Repeat the lines of the listing below exactly, starting at the line that contains "What does this" and running through the last line, both included, and only those.

=== Provided data ===

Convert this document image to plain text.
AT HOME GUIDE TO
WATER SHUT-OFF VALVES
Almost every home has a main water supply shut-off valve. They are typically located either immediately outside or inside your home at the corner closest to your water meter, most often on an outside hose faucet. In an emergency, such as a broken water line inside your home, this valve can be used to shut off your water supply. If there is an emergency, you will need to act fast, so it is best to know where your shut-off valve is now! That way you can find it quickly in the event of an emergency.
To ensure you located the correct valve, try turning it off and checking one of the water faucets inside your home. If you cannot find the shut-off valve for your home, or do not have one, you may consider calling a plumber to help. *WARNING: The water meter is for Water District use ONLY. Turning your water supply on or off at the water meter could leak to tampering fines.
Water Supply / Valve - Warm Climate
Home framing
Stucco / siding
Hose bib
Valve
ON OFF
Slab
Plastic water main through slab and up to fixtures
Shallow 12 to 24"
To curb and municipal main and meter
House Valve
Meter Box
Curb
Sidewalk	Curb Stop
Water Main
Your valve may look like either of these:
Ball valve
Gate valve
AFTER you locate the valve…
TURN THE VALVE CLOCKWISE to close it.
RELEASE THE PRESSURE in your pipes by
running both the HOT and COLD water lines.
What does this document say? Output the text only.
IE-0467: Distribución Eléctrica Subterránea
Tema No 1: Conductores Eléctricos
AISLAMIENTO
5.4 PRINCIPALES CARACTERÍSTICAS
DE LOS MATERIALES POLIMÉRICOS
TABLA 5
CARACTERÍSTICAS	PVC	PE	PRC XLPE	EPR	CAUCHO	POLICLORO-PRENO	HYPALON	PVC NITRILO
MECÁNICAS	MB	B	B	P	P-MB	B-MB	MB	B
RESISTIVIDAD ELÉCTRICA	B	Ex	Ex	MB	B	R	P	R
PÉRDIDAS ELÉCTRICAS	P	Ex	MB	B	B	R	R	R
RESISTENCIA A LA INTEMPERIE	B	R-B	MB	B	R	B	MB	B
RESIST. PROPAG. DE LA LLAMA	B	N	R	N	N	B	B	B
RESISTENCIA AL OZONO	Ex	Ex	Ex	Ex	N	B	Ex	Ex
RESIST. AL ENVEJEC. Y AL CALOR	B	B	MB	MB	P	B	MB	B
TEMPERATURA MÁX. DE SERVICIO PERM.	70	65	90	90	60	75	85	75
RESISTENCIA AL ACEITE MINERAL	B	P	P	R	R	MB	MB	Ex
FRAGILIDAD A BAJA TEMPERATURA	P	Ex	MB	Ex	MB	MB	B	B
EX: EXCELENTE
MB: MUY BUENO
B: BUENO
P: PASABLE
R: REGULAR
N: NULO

===

■ **Result for this exercise**
What does this document say? Output the text only.
IE-0467: Distribución Eléctrica Subterránea
Tema No 1: Conductores Eléctricos
AISLAMIENTO
5.4 PRINCIPALES CARACTERÍSTICAS
DE LOS MATERIALES POLIMÉRICOS
TABLA 5
CARACTERÍSTICAS	PVC	PE	PRC XLPE	EPR	CAUCHO	POLICLORO-PRENO	HYPALON	PVC NITRILO
MECÁNICAS	MB	B	B	P	P-MB	B-MB	MB	B
RESISTIVIDAD ELÉCTRICA	B	Ex	Ex	MB	B	R	P	R
PÉRDIDAS ELÉCTRICAS	P	Ex	MB	B	B	R	R	R
RESISTENCIA A LA INTEMPERIE	B	R-B	MB	B	R	B	MB	B
RESIST. PROPAG. DE LA LLAMA	B	N	R	N	N	B	B	B
RESISTENCIA AL OZONO	Ex	Ex	Ex	Ex	N	B	Ex	Ex
RESIST. AL ENVEJEC. Y AL CALOR	B	B	MB	MB	P	B	MB	B
TEMPERATURA MÁX. DE SERVICIO PERM.	70	65	90	90	60	75	85	75
RESISTENCIA AL ACEITE MINERAL	B	P	P	R	R	MB	MB	Ex
FRAGILIDAD A BAJA TEMPERATURA	P	Ex	MB	Ex	MB	MB	B	B
EX: EXCELENTE
MB: MUY BUENO
B: BUENO
P: PASABLE
R: REGULAR
N: NULO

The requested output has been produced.